§ **Description of the task**
Locate the lines where "müssen" occurs and copy them as they stand.

++++++

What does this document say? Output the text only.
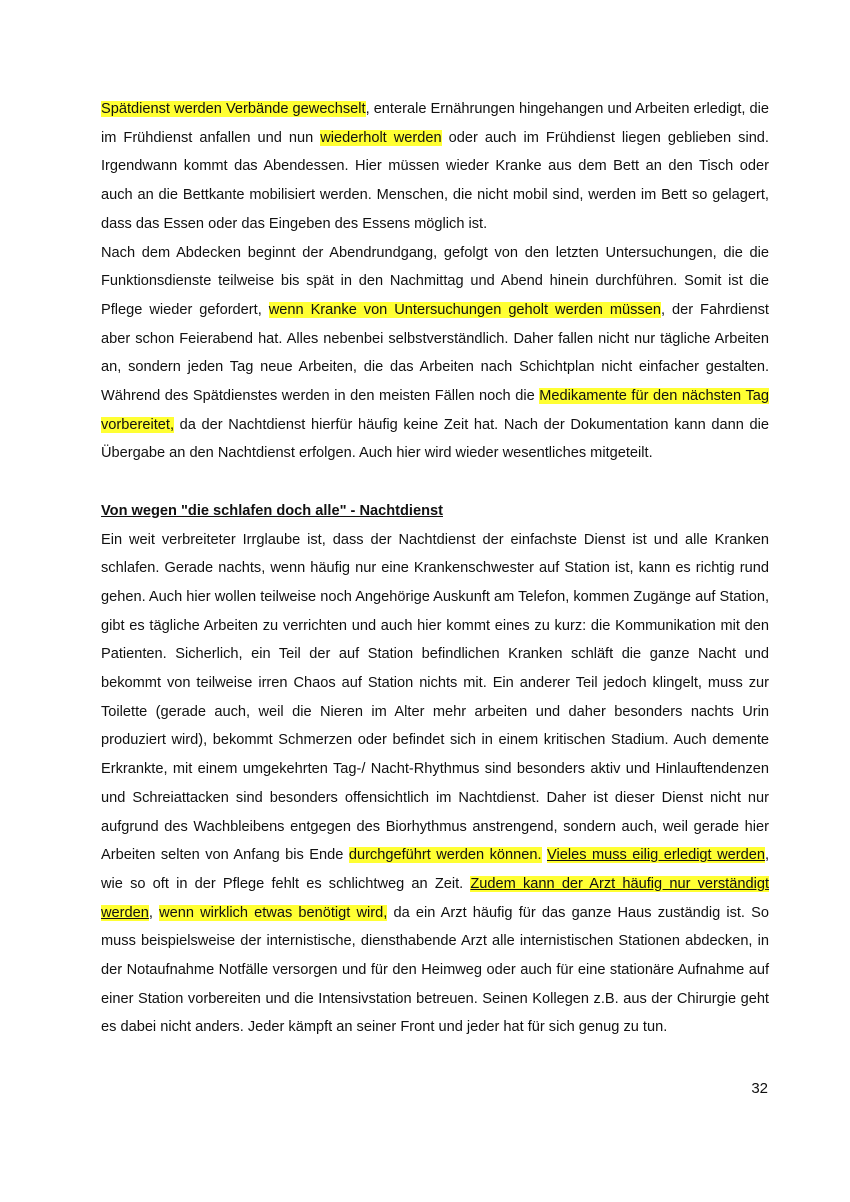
Spätdienst werden Verbände gewechselt, enterale Ernährungen hingehangen und Arbeiten erledigt, die im Frühdienst anfallen und nun wiederholt werden oder auch im Frühdienst liegen geblieben sind. Irgendwann kommt das Abendessen. Hier müssen wieder Kranke aus dem Bett an den Tisch oder auch an die Bettkante mobilisiert werden. Menschen, die nicht mobil sind, werden im Bett so gelagert, dass das Essen oder das Eingeben des Essens möglich ist.

Nach dem Abdecken beginnt der Abendrundgang, gefolgt von den letzten Untersuchungen, die die Funktionsdienste teilweise bis spät in den Nachmittag und Abend hinein durchführen. Somit ist die Pflege wieder gefordert, wenn Kranke von Untersuchungen geholt werden müssen, der Fahrdienst aber schon Feierabend hat. Alles nebenbei selbstverständlich. Daher fallen nicht nur tägliche Arbeiten an, sondern jeden Tag neue Arbeiten, die das Arbeiten nach Schichtplan nicht einfacher gestalten. Während des Spätdienstes werden in den meisten Fällen noch die Medikamente für den nächsten Tag vorbereitet, da der Nachtdienst hierfür häufig keine Zeit hat. Nach der Dokumentation kann dann die Übergabe an den Nachtdienst erfolgen. Auch hier wird wieder wesentliches mitgeteilt.

Von wegen "die schlafen doch alle" - Nachtdienst

Ein weit verbreiteter Irrglaube ist, dass der Nachtdienst der einfachste Dienst ist und alle Kranken schlafen. Gerade nachts, wenn häufig nur eine Krankenschwester auf Station ist, kann es richtig rund gehen. Auch hier wollen teilweise noch Angehörige Auskunft am Telefon, kommen Zugänge auf Station, gibt es tägliche Arbeiten zu verrichten und auch hier kommt eines zu kurz: die Kommunikation mit den Patienten. Sicherlich, ein Teil der auf Station befindlichen Kranken schläft die ganze Nacht und bekommt von teilweise irren Chaos auf Station nichts mit. Ein anderer Teil jedoch klingelt, muss zur Toilette (gerade auch, weil die Nieren im Alter mehr arbeiten und daher besonders nachts Urin produziert wird), bekommt Schmerzen oder befindet sich in einem kritischen Stadium. Auch demente Erkrankte, mit einem umgekehrten Tag-/ Nacht-Rhythmus sind besonders aktiv und Hinlauftendenzen und Schreiattacken sind besonders offensichtlich im Nachtdienst. Daher ist dieser Dienst nicht nur aufgrund des Wachbleibens entgegen des Biorhythmus anstrengend, sondern auch, weil gerade hier Arbeiten selten von Anfang bis Ende durchgeführt werden können. Vieles muss eilig erledigt werden, wie so oft in der Pflege fehlt es schlichtweg an Zeit. Zudem kann der Arzt häufig nur verständigt werden, wenn wirklich etwas benötigt wird, da ein Arzt häufig für das ganze Haus zuständig ist. So muss beispielsweise der internistische, diensthabende Arzt alle internistischen Stationen abdecken, in der Notaufnahme Notfälle versorgen und für den Heimweg oder auch für eine stationäre Aufnahme auf einer Station vorbereiten und die Intensivstation betreuen. Seinen Kollegen z.B. aus der Chirurgie geht es dabei nicht anders. Jeder kämpft an seiner Front und jeder hat für sich genug zu tun.

32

++++++

§ **Final result**
Spätdienst werden Verbände gewechselt, enterale Ernährungen hingehangen und Arbeiten erledigt, die im Frühdienst anfallen und nun wiederholt werden oder auch im Frühdienst liegen geblieben sind. Irgendwann kommt das Abendessen. Hier müssen wieder Kranke aus dem Bett an den Tisch oder auch an die Bettkante mobilisiert werden. Menschen, die nicht mobil sind, werden im Bett so gelagert, dass das Essen oder das Eingeben des Essens möglich ist.
Nach dem Abdecken beginnt der Abendrundgang, gefolgt von den letzten Untersuchungen, die die Funktionsdienste teilweise bis spät in den Nachmittag und Abend hinein durchführen. Somit ist die Pflege wieder gefordert, wenn Kranke von Untersuchungen geholt werden müssen, der Fahrdienst aber schon Feierabend hat. Alles nebenbei selbstverständlich. Daher fallen nicht nur tägliche Arbeiten an, sondern jeden Tag neue Arbeiten, die das Arbeiten nach Schichtplan nicht einfacher gestalten. Während des Spätdienstes werden in den meisten Fällen noch die Medikamente für den nächsten Tag vorbereitet, da der Nachtdienst hierfür häufig keine Zeit hat. Nach der Dokumentation kann dann die Übergabe an den Nachtdienst erfolgen. Auch hier wird wieder wesentliches mitgeteilt.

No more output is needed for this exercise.